§ **What to work on**
Give again, word for word, only the lines from the one containing "Transcribe this image's" through the final line.
start Records for the exercise
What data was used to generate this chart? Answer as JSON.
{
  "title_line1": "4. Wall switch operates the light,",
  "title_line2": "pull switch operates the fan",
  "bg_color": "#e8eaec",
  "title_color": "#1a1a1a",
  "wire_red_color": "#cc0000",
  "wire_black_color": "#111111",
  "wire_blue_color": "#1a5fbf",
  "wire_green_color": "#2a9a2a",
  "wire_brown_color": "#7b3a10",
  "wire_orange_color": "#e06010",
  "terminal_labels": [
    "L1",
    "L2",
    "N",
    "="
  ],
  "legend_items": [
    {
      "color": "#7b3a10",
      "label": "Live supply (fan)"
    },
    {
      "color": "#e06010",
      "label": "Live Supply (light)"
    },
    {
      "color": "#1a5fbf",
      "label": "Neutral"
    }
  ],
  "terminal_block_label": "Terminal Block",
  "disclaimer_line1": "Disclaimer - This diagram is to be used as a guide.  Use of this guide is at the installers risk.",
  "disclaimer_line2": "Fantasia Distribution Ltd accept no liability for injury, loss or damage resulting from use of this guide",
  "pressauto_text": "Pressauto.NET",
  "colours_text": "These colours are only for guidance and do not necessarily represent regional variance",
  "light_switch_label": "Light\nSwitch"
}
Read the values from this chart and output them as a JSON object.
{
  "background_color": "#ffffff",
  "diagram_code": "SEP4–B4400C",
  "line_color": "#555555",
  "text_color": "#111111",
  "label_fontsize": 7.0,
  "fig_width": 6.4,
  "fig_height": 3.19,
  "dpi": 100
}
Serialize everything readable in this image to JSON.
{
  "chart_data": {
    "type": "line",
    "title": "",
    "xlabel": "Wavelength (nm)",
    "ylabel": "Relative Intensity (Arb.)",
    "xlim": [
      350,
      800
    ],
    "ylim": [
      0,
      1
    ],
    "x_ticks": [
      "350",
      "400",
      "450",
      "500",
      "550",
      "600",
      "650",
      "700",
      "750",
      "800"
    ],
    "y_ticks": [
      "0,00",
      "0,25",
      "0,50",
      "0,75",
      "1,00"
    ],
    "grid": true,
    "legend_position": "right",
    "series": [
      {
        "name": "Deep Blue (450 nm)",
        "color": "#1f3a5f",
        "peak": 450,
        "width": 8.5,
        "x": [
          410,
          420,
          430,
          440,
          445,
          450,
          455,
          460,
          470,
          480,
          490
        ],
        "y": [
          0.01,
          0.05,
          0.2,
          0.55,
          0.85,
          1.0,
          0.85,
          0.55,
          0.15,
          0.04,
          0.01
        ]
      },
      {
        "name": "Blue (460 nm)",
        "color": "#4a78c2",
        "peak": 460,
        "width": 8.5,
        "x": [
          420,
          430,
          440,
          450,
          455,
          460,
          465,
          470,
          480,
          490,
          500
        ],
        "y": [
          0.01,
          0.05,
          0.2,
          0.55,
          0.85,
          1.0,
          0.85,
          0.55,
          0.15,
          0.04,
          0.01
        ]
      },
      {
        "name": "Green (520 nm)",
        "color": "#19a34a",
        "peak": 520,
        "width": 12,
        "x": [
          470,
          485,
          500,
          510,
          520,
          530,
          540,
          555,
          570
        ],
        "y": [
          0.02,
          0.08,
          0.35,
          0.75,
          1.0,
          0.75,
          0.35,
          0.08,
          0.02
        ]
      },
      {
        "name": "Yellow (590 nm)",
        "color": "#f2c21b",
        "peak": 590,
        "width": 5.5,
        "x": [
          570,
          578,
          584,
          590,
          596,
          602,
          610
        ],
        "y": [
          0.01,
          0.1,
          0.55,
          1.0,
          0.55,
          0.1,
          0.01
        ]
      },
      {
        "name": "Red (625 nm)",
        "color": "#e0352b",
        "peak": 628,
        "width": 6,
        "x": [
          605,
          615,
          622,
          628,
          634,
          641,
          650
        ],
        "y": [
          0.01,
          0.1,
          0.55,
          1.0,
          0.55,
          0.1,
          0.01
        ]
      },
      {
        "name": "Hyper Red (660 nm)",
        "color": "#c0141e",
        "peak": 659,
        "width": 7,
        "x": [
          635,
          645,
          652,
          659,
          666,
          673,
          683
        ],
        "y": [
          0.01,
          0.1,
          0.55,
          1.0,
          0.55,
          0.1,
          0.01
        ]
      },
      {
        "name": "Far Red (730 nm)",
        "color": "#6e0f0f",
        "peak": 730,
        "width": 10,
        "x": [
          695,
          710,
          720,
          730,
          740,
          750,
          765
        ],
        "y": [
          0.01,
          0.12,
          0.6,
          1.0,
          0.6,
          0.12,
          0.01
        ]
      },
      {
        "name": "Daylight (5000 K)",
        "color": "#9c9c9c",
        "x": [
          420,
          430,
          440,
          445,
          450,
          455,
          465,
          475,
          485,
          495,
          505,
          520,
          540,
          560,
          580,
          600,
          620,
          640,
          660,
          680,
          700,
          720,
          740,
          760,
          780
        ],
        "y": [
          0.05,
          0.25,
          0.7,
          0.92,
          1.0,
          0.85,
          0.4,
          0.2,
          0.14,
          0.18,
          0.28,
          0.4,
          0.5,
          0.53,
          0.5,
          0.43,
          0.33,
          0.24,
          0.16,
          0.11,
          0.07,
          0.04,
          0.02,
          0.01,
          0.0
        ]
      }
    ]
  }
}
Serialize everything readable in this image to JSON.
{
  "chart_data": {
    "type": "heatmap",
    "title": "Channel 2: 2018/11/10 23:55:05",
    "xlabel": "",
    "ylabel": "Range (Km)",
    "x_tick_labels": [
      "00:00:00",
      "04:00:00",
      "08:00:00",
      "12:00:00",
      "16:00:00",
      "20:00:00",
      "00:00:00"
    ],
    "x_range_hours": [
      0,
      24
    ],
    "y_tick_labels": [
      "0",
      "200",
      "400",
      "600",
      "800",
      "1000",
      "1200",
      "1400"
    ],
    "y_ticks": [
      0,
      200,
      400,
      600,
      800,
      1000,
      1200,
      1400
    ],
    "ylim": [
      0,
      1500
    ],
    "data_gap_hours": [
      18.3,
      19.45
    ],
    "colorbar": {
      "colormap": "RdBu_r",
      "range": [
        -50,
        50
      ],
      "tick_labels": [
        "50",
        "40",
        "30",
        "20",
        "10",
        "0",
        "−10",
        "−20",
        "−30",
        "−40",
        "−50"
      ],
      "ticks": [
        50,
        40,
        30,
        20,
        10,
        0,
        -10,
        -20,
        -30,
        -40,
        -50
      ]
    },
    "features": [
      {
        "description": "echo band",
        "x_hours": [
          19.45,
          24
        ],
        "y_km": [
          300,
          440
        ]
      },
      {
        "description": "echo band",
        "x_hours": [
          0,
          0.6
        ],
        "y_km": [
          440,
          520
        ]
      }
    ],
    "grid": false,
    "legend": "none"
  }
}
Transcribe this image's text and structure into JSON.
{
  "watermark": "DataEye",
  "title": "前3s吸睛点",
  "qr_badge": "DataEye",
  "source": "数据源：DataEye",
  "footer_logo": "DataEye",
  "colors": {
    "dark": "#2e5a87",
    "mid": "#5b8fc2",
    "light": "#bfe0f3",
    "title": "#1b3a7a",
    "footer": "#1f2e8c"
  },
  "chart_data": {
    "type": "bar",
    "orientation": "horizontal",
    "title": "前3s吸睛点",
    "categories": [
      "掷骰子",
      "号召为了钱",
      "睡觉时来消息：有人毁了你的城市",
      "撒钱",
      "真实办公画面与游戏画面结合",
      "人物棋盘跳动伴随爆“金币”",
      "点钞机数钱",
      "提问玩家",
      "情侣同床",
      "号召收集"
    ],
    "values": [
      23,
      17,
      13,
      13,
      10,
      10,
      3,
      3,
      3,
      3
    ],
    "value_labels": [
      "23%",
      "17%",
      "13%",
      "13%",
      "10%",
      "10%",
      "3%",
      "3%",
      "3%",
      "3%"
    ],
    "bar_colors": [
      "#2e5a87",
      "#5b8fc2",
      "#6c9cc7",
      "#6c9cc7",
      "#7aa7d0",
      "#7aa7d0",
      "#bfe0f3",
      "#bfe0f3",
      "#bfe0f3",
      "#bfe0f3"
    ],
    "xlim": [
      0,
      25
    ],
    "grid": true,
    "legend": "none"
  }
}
end Records for the exercise
§ **Expected answer**
Transcribe this image's text and structure into JSON.
{
  "watermark": "DataEye",
  "title": "前3s吸睛点",
  "qr_badge": "DataEye",
  "source": "数据源：DataEye",
  "footer_logo": "DataEye",
  "colors": {
    "dark": "#2e5a87",
    "mid": "#5b8fc2",
    "light": "#bfe0f3",
    "title": "#1b3a7a",
    "footer": "#1f2e8c"
  },
  "chart_data": {
    "type": "bar",
    "orientation": "horizontal",
    "title": "前3s吸睛点",
    "categories": [
      "掷骰子",
      "号召为了钱",
      "睡觉时来消息：有人毁了你的城市",
      "撒钱",
      "真实办公画面与游戏画面结合",
      "人物棋盘跳动伴随爆“金币”",
      "点钞机数钱",
      "提问玩家",
      "情侣同床",
      "号召收集"
    ],
    "values": [
      23,
      17,
      13,
      13,
      10,
      10,
      3,
      3,
      3,
      3
    ],
    "value_labels": [
      "23%",
      "17%",
      "13%",
      "13%",
      "10%",
      "10%",
      "3%",
      "3%",
      "3%",
      "3%"
    ],
    "bar_colors": [
      "#2e5a87",
      "#5b8fc2",
      "#6c9cc7",
      "#6c9cc7",
      "#7aa7d0",
      "#7aa7d0",
      "#bfe0f3",
      "#bfe0f3",
      "#bfe0f3",
      "#bfe0f3"
    ],
    "xlim": [
      0,
      25
    ],
    "grid": true,
    "legend": "none"
  }
}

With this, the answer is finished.